The task.
Leave the pictures out and transcribe every record exactly.

# start of Material provided

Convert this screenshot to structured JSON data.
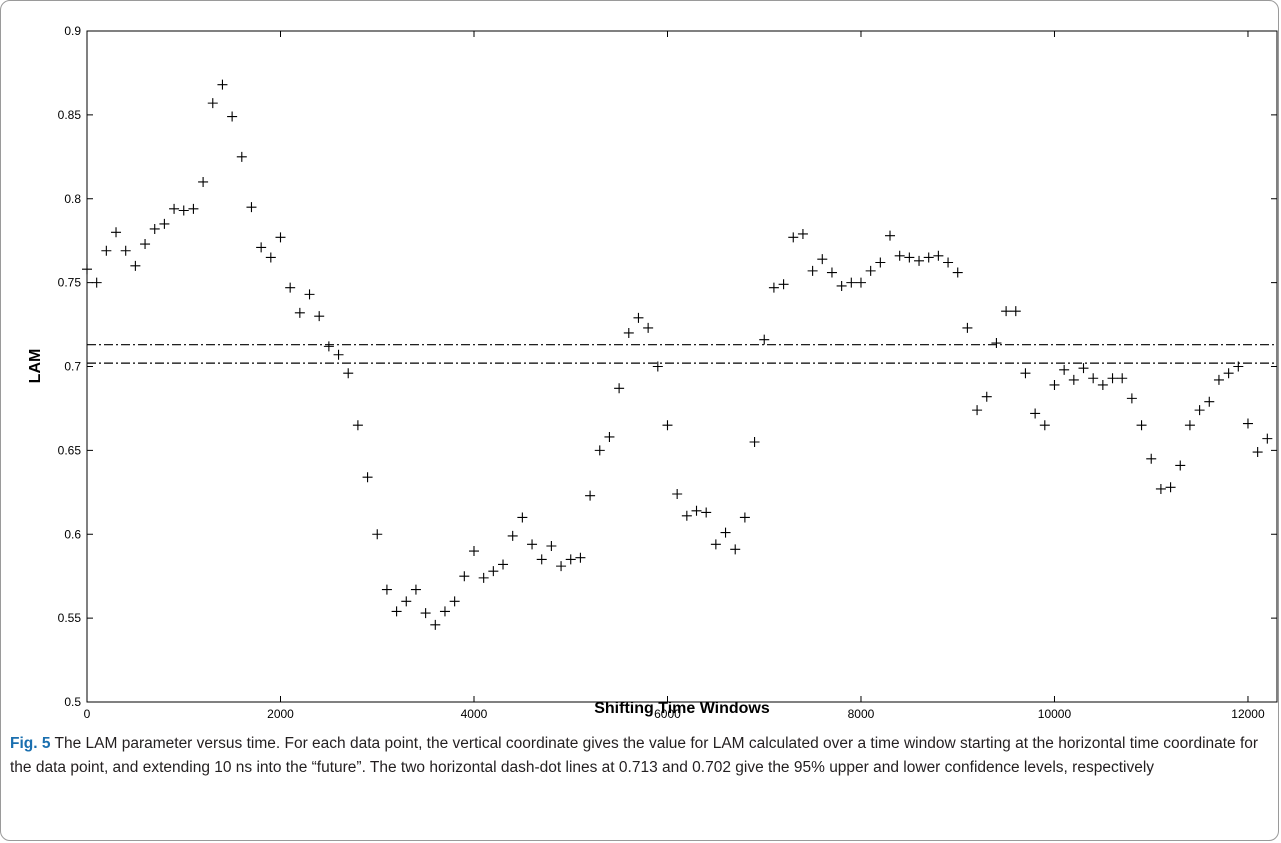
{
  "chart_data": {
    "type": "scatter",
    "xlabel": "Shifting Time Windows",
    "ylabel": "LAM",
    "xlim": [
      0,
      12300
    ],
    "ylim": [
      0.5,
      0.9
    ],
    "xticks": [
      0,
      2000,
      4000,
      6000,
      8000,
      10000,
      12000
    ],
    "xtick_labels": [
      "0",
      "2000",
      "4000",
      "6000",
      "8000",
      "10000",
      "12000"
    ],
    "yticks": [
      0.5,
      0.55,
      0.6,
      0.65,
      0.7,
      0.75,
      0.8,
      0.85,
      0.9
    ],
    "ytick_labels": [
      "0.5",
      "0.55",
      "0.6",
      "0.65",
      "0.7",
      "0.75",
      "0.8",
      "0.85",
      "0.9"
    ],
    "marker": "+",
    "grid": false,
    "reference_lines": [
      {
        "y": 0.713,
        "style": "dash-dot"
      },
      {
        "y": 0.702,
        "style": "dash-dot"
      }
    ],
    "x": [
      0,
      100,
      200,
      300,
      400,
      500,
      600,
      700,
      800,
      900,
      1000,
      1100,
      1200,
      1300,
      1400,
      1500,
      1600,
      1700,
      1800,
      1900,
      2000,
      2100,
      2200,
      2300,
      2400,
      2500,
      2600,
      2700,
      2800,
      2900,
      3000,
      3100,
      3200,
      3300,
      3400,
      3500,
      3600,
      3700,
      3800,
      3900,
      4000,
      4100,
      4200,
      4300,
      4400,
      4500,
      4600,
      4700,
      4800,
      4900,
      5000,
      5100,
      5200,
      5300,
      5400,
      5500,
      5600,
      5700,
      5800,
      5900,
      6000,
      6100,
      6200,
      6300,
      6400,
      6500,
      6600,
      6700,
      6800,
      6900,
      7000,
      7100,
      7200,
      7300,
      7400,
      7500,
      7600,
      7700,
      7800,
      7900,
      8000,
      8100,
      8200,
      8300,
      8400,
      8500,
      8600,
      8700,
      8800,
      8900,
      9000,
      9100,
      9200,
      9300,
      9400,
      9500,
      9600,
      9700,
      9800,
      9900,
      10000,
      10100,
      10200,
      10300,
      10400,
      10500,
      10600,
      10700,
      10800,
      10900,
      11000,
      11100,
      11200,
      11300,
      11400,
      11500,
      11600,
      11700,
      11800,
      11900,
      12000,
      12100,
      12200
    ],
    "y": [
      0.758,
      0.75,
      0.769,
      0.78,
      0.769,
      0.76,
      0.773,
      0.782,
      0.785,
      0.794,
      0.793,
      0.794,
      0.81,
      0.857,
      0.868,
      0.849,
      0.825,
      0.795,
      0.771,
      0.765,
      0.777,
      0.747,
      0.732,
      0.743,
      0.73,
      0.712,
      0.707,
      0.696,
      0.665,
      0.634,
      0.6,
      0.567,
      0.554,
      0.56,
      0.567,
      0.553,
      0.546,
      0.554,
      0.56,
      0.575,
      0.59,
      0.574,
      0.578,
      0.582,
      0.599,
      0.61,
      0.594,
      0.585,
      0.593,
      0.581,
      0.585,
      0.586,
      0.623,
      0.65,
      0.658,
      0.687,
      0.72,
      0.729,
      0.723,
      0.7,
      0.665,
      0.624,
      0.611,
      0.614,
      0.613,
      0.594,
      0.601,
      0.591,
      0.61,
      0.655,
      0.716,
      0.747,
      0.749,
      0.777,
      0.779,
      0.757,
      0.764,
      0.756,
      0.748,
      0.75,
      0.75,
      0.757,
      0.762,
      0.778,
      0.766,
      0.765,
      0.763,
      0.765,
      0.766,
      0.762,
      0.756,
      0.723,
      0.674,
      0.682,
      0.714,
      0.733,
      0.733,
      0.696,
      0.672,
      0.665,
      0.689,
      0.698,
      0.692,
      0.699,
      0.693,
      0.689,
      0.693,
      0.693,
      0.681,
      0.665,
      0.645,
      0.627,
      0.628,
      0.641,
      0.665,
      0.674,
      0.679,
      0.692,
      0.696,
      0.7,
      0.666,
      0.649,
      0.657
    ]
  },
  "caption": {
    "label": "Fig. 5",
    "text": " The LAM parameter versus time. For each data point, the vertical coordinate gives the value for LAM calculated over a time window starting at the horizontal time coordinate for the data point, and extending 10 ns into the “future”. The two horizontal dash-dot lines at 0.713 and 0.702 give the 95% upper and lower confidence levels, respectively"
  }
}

# end of Material provided

Solution to this exercise.
Convert this screenshot to structured JSON data.
{
  "chart_data": {
    "type": "scatter",
    "xlabel": "Shifting Time Windows",
    "ylabel": "LAM",
    "xlim": [
      0,
      12300
    ],
    "ylim": [
      0.5,
      0.9
    ],
    "xticks": [
      0,
      2000,
      4000,
      6000,
      8000,
      10000,
      12000
    ],
    "xtick_labels": [
      "0",
      "2000",
      "4000",
      "6000",
      "8000",
      "10000",
      "12000"
    ],
    "yticks": [
      0.5,
      0.55,
      0.6,
      0.65,
      0.7,
      0.75,
      0.8,
      0.85,
      0.9
    ],
    "ytick_labels": [
      "0.5",
      "0.55",
      "0.6",
      "0.65",
      "0.7",
      "0.75",
      "0.8",
      "0.85",
      "0.9"
    ],
    "marker": "+",
    "grid": false,
    "reference_lines": [
      {
        "y": 0.713,
        "style": "dash-dot"
      },
      {
        "y": 0.702,
        "style": "dash-dot"
      }
    ],
    "x": [
      0,
      100,
      200,
      300,
      400,
      500,
      600,
      700,
      800,
      900,
      1000,
      1100,
      1200,
      1300,
      1400,
      1500,
      1600,
      1700,
      1800,
      1900,
      2000,
      2100,
      2200,
      2300,
      2400,
      2500,
      2600,
      2700,
      2800,
      2900,
      3000,
      3100,
      3200,
      3300,
      3400,
      3500,
      3600,
      3700,
      3800,
      3900,
      4000,
      4100,
      4200,
      4300,
      4400,
      4500,
      4600,
      4700,
      4800,
      4900,
      5000,
      5100,
      5200,
      5300,
      5400,
      5500,
      5600,
      5700,
      5800,
      5900,
      6000,
      6100,
      6200,
      6300,
      6400,
      6500,
      6600,
      6700,
      6800,
      6900,
      7000,
      7100,
      7200,
      7300,
      7400,
      7500,
      7600,
      7700,
      7800,
      7900,
      8000,
      8100,
      8200,
      8300,
      8400,
      8500,
      8600,
      8700,
      8800,
      8900,
      9000,
      9100,
      9200,
      9300,
      9400,
      9500,
      9600,
      9700,
      9800,
      9900,
      10000,
      10100,
      10200,
      10300,
      10400,
      10500,
      10600,
      10700,
      10800,
      10900,
      11000,
      11100,
      11200,
      11300,
      11400,
      11500,
      11600,
      11700,
      11800,
      11900,
      12000,
      12100,
      12200
    ],
    "y": [
      0.758,
      0.75,
      0.769,
      0.78,
      0.769,
      0.76,
      0.773,
      0.782,
      0.785,
      0.794,
      0.793,
      0.794,
      0.81,
      0.857,
      0.868,
      0.849,
      0.825,
      0.795,
      0.771,
      0.765,
      0.777,
      0.747,
      0.732,
      0.743,
      0.73,
      0.712,
      0.707,
      0.696,
      0.665,
      0.634,
      0.6,
      0.567,
      0.554,
      0.56,
      0.567,
      0.553,
      0.546,
      0.554,
      0.56,
      0.575,
      0.59,
      0.574,
      0.578,
      0.582,
      0.599,
      0.61,
      0.594,
      0.585,
      0.593,
      0.581,
      0.585,
      0.586,
      0.623,
      0.65,
      0.658,
      0.687,
      0.72,
      0.729,
      0.723,
      0.7,
      0.665,
      0.624,
      0.611,
      0.614,
      0.613,
      0.594,
      0.601,
      0.591,
      0.61,
      0.655,
      0.716,
      0.747,
      0.749,
      0.777,
      0.779,
      0.757,
      0.764,
      0.756,
      0.748,
      0.75,
      0.75,
      0.757,
      0.762,
      0.778,
      0.766,
      0.765,
      0.763,
      0.765,
      0.766,
      0.762,
      0.756,
      0.723,
      0.674,
      0.682,
      0.714,
      0.733,
      0.733,
      0.696,
      0.672,
      0.665,
      0.689,
      0.698,
      0.692,
      0.699,
      0.693,
      0.689,
      0.693,
      0.693,
      0.681,
      0.665,
      0.645,
      0.627,
      0.628,
      0.641,
      0.665,
      0.674,
      0.679,
      0.692,
      0.696,
      0.7,
      0.666,
      0.649,
      0.657
    ]
  },
  "caption": {
    "label": "Fig. 5",
    "text": " The LAM parameter versus time. For each data point, the vertical coordinate gives the value for LAM calculated over a time window starting at the horizontal time coordinate for the data point, and extending 10 ns into the “future”. The two horizontal dash-dot lines at 0.713 and 0.702 give the 95% upper and lower confidence levels, respectively"
  }
}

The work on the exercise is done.